DATA LISTING —

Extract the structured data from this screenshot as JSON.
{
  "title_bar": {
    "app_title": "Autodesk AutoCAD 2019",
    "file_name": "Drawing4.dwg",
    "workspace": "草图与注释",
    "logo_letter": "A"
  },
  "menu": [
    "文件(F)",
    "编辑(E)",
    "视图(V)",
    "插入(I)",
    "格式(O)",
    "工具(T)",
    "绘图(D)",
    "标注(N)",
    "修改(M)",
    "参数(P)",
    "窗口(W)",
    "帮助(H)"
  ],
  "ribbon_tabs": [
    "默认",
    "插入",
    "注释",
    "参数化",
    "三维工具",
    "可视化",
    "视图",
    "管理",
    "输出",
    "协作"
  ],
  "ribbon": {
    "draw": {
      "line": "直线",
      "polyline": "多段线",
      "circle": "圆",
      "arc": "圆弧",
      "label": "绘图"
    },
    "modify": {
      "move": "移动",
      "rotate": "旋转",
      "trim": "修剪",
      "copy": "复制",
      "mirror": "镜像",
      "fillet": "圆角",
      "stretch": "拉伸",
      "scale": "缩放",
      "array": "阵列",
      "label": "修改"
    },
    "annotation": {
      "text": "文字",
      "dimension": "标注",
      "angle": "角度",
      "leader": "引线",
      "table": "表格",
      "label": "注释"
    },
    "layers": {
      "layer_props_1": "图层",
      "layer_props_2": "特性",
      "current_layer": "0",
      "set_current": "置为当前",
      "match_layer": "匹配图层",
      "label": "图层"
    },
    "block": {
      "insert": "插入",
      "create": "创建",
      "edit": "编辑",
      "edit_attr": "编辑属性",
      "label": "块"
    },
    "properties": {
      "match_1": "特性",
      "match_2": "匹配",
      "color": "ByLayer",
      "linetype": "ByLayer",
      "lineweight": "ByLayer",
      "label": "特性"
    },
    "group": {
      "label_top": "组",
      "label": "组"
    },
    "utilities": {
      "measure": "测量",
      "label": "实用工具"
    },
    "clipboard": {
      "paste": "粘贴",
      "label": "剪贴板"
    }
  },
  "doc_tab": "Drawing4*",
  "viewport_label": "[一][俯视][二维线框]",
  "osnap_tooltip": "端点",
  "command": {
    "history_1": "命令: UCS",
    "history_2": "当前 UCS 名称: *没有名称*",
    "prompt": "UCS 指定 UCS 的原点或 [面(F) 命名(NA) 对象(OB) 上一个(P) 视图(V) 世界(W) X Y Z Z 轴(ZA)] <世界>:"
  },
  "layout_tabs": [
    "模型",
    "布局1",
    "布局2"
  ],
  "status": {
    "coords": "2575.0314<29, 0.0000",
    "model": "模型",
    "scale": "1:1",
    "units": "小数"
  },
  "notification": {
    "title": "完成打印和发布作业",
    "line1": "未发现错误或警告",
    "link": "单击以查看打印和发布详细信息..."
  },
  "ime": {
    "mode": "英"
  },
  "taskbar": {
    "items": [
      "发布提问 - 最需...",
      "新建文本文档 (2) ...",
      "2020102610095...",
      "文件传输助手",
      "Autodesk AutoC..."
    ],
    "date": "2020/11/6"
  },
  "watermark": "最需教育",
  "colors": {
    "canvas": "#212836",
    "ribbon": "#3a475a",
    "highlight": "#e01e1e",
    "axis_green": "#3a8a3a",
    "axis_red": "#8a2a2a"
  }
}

PROBLEM DETAILS — Make an exact copy of every line in the data.

EXERCISE RESULT —
Extract the structured data from this screenshot as JSON.
{
  "title_bar": {
    "app_title": "Autodesk AutoCAD 2019",
    "file_name": "Drawing4.dwg",
    "workspace": "草图与注释",
    "logo_letter": "A"
  },
  "menu": [
    "文件(F)",
    "编辑(E)",
    "视图(V)",
    "插入(I)",
    "格式(O)",
    "工具(T)",
    "绘图(D)",
    "标注(N)",
    "修改(M)",
    "参数(P)",
    "窗口(W)",
    "帮助(H)"
  ],
  "ribbon_tabs": [
    "默认",
    "插入",
    "注释",
    "参数化",
    "三维工具",
    "可视化",
    "视图",
    "管理",
    "输出",
    "协作"
  ],
  "ribbon": {
    "draw": {
      "line": "直线",
      "polyline": "多段线",
      "circle": "圆",
      "arc": "圆弧",
      "label": "绘图"
    },
    "modify": {
      "move": "移动",
      "rotate": "旋转",
      "trim": "修剪",
      "copy": "复制",
      "mirror": "镜像",
      "fillet": "圆角",
      "stretch": "拉伸",
      "scale": "缩放",
      "array": "阵列",
      "label": "修改"
    },
    "annotation": {
      "text": "文字",
      "dimension": "标注",
      "angle": "角度",
      "leader": "引线",
      "table": "表格",
      "label": "注释"
    },
    "layers": {
      "layer_props_1": "图层",
      "layer_props_2": "特性",
      "current_layer": "0",
      "set_current": "置为当前",
      "match_layer": "匹配图层",
      "label": "图层"
    },
    "block": {
      "insert": "插入",
      "create": "创建",
      "edit": "编辑",
      "edit_attr": "编辑属性",
      "label": "块"
    },
    "properties": {
      "match_1": "特性",
      "match_2": "匹配",
      "color": "ByLayer",
      "linetype": "ByLayer",
      "lineweight": "ByLayer",
      "label": "特性"
    },
    "group": {
      "label_top": "组",
      "label": "组"
    },
    "utilities": {
      "measure": "测量",
      "label": "实用工具"
    },
    "clipboard": {
      "paste": "粘贴",
      "label": "剪贴板"
    }
  },
  "doc_tab": "Drawing4*",
  "viewport_label": "[一][俯视][二维线框]",
  "osnap_tooltip": "端点",
  "command": {
    "history_1": "命令: UCS",
    "history_2": "当前 UCS 名称: *没有名称*",
    "prompt": "UCS 指定 UCS 的原点或 [面(F) 命名(NA) 对象(OB) 上一个(P) 视图(V) 世界(W) X Y Z Z 轴(ZA)] <世界>:"
  },
  "layout_tabs": [
    "模型",
    "布局1",
    "布局2"
  ],
  "status": {
    "coords": "2575.0314<29, 0.0000",
    "model": "模型",
    "scale": "1:1",
    "units": "小数"
  },
  "notification": {
    "title": "完成打印和发布作业",
    "line1": "未发现错误或警告",
    "link": "单击以查看打印和发布详细信息..."
  },
  "ime": {
    "mode": "英"
  },
  "taskbar": {
    "items": [
      "发布提问 - 最需...",
      "新建文本文档 (2) ...",
      "2020102610095...",
      "文件传输助手",
      "Autodesk AutoC..."
    ],
    "date": "2020/11/6"
  },
  "watermark": "最需教育",
  "colors": {
    "canvas": "#212836",
    "ribbon": "#3a475a",
    "highlight": "#e01e1e",
    "axis_green": "#3a8a3a",
    "axis_red": "#8a2a2a"
  }
}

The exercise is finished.